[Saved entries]
__________________________________________________
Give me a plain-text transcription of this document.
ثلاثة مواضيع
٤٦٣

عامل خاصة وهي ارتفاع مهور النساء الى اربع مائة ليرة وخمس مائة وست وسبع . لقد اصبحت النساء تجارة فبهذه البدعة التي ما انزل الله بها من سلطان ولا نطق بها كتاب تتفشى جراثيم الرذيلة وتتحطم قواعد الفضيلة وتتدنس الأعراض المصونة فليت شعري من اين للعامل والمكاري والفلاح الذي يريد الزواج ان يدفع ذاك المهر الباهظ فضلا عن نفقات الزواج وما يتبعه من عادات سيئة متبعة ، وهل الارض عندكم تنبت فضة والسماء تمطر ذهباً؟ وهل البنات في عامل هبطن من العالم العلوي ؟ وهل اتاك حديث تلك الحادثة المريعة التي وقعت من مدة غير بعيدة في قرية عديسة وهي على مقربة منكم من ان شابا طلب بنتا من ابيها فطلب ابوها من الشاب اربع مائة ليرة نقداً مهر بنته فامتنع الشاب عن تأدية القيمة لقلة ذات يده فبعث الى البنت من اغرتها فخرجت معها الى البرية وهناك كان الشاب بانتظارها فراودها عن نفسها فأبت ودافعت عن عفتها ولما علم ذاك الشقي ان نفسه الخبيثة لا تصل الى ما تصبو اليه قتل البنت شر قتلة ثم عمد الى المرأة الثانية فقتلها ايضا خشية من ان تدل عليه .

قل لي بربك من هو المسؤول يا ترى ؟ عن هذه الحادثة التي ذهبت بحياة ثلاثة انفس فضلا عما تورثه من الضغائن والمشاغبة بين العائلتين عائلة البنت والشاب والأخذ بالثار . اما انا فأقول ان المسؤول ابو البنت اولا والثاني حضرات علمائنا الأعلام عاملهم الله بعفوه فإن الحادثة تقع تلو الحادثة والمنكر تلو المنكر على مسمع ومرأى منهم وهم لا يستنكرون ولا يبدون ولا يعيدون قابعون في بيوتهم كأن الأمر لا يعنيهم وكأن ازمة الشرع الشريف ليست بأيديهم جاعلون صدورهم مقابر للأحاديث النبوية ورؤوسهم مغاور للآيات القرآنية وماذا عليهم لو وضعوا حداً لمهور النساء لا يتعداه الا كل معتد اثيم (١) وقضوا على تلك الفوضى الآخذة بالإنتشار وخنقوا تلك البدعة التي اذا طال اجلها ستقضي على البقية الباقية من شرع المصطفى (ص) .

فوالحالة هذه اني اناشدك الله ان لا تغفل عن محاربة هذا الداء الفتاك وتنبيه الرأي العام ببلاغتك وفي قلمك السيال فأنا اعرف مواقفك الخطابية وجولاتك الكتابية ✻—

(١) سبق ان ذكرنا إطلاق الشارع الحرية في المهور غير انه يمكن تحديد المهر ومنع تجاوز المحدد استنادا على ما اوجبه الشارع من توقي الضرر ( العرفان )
__________________________________________________
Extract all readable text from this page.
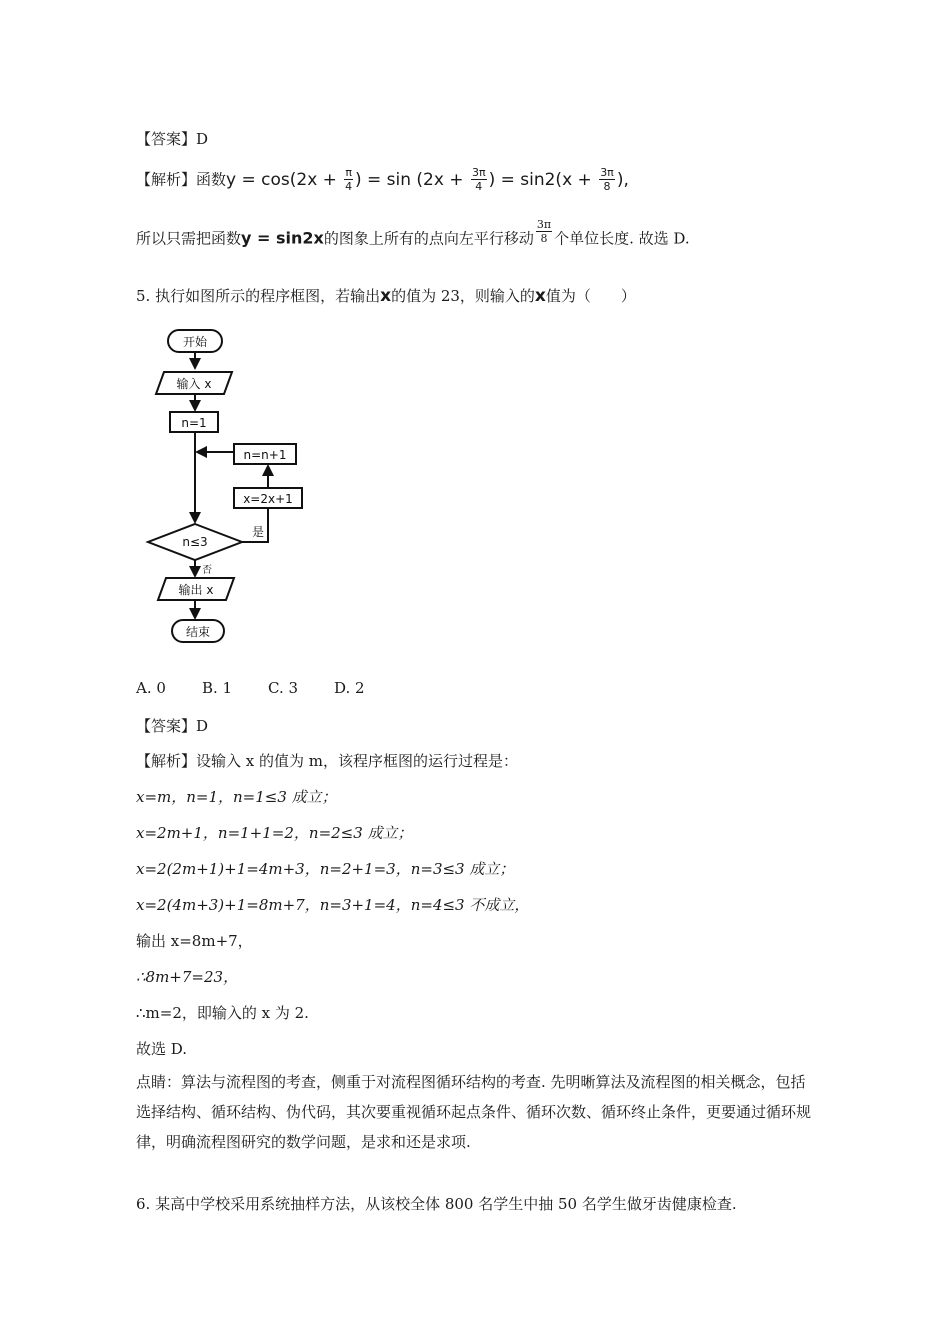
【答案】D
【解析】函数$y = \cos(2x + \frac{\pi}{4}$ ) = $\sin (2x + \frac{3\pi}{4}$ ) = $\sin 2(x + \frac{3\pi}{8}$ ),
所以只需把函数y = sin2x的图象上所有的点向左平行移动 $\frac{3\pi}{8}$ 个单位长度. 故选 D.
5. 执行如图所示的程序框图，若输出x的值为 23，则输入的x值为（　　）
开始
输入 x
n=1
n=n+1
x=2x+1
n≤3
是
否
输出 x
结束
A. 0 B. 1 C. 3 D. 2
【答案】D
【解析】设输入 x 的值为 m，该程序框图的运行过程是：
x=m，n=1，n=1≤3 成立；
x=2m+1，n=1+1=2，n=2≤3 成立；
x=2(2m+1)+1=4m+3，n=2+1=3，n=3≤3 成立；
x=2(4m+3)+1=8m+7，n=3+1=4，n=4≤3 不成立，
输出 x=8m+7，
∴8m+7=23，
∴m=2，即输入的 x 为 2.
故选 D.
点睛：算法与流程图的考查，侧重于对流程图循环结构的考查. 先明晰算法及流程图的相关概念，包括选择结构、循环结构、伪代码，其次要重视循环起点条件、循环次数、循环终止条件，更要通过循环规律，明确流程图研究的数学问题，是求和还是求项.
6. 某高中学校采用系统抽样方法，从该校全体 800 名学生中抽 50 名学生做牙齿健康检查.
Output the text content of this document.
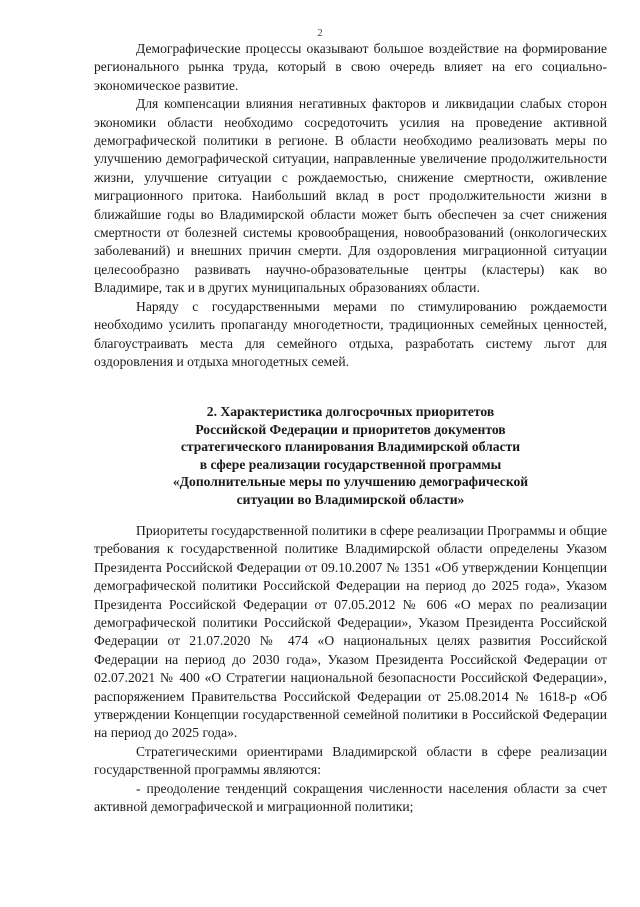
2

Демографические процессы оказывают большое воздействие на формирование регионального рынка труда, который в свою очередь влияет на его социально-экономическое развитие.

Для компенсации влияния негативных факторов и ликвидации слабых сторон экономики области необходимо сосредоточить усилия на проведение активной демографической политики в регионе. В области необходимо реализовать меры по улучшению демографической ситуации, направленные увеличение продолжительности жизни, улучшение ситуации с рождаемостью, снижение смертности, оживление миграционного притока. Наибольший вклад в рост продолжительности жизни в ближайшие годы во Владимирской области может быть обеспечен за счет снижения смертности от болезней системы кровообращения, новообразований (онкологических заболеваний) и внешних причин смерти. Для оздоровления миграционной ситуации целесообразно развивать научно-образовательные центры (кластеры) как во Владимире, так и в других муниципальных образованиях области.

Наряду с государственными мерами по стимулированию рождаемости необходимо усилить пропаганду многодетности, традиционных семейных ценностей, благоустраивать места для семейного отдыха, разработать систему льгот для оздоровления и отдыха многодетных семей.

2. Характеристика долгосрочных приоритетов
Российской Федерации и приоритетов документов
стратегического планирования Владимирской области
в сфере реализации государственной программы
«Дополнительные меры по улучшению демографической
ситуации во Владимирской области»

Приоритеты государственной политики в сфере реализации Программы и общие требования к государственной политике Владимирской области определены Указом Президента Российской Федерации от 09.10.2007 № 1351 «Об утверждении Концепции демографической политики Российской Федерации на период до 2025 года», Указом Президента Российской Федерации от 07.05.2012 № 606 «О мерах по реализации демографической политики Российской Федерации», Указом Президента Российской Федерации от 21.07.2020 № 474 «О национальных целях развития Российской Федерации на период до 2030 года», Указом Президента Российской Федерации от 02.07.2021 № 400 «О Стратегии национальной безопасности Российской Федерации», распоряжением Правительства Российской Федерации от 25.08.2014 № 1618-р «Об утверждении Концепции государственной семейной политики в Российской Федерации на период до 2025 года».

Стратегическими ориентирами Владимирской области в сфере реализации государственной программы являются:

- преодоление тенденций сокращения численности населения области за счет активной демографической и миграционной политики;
__________________________________________________
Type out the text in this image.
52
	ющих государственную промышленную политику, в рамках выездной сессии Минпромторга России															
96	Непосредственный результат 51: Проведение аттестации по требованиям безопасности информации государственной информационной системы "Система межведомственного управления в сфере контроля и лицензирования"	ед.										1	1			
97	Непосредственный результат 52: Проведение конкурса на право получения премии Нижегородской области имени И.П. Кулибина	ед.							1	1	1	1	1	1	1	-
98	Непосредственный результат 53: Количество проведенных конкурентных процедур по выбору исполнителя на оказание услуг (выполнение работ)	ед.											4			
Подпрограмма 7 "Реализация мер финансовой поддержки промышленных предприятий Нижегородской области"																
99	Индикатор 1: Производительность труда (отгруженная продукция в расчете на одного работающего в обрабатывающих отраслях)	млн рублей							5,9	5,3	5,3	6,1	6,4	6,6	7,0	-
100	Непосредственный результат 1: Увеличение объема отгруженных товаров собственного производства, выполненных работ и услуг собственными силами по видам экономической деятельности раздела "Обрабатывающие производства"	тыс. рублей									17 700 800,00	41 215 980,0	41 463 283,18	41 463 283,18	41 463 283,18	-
__________________________________________________
Tally every line of the data that holds the word "text" and write the count alone.

4